- TEXT SEGMENT:
+--

Before I start I want to get some nomenclature out of the way just so we know what we are talking about later on in the post. Refer back to this as often as you need because this will be the basis for all the derivations to come. Here we are talking about a feedforward neural network and this is the notation I will be using.
  • Input - $X$
  • Labelled data - $y$
  • Output estimate - $a^L$
  • Weights (sometimes called thetas) - $w$
  • Bias - $b$
  • Gradient - $\nabla$
  • superscripts refer to layer; $L$ denotes output layer; $l$ denotes any other layer
  • subscripts refer to the connection of individual neurons between layers usually denoted $jk$ where $j$ refers to the neuron in $l$th layer and $k$ refers to the neuron in layer $l-1$ 
  • Activation function - $\sigma$
  • $a^l_j = \sigma(\sum\limits_k (w^l_{jk} \cdot a^{l-1}_k) + b^l_j)$
  • $z^l_j = \sum\limits_k (w^l_{jk} \cdot a^{l-1}_k) + b^l_j$
  • $a^l_j$ is the activation of the $j$th neuron in the $l$th layer, $a^1_j$ is the activation of the $j$th neuron is the input layer

This is an example of a network with the notation we will be using.

There are two rules which all cost functions must also adhere to that I want to mathematically spell out here as well. In order to preform backpropagation it must be possible to write the Cost, $C$, as an average across the cost, \(C_x\) where \(x\) is an individual training example.
$$C = \frac{1}{n}\sum_{x}C_x$$
This is important because if we were not able to do this it would not be possible to compute the gradient vector with respect to our weights and biases.

+--

- EXERCISE INSTRUCTIONS:
1. Retype the stretch of the neural network notation excerpt from "Before I start" through "I will be using." word for word.
2. In the bulleted list of the neural network notation excerpt, which quantities are given as a name followed by a dash and a symbol? List each one with its symbol.

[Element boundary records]
+--

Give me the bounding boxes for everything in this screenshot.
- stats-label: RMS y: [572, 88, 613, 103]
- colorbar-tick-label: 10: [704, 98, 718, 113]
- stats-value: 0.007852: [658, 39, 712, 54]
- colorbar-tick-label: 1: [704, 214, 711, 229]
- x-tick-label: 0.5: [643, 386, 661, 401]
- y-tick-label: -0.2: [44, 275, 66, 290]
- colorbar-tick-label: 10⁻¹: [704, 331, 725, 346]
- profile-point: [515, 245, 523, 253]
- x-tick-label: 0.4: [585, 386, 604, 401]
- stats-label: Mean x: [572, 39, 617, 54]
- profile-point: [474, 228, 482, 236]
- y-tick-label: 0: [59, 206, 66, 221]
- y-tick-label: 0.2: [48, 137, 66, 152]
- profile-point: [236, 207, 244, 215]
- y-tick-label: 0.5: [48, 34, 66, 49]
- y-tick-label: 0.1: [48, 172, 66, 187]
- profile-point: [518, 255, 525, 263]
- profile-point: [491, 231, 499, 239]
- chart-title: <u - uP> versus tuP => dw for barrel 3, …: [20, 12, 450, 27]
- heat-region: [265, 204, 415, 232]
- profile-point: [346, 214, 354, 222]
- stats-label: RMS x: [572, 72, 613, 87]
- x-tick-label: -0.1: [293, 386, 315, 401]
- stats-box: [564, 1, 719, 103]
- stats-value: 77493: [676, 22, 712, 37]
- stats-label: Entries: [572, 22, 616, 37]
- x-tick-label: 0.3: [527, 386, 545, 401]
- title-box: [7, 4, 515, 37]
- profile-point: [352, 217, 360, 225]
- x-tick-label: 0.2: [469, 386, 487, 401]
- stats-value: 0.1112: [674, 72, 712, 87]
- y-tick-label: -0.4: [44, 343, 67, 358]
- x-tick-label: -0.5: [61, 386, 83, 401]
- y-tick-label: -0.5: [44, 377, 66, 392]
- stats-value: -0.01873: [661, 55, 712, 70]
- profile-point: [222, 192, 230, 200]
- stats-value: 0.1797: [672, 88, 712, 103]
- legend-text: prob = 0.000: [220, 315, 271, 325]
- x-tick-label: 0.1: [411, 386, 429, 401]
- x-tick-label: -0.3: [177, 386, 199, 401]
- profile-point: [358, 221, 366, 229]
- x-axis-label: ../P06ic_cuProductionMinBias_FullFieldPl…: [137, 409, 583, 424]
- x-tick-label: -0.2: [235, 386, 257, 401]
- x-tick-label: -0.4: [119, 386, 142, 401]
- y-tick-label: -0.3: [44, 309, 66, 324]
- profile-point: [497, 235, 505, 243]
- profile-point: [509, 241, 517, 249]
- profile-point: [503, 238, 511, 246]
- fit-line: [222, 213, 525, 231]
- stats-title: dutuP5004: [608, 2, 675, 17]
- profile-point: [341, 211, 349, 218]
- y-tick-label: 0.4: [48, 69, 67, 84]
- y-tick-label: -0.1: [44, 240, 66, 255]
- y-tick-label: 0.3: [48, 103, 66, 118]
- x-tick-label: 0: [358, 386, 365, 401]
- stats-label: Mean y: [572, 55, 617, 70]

+--

- ANSWERS TO THE PROBLEMS:
1.
Before I start I want to get some nomenclature out of the way just so we know what we are talking about later on in the post. Refer back to this as often as you need because this will be the basis for all the derivations to come. Here we are talking about a feedforward neural network and this is the notation I will be using.

2.
- Input: $X$
- Labelled data: $y$
- Output estimate: $a^L$
- Weights (sometimes called thetas): $w$
- Bias: $b$
- Gradient: $\nabla$
- Activation function: $\sigma$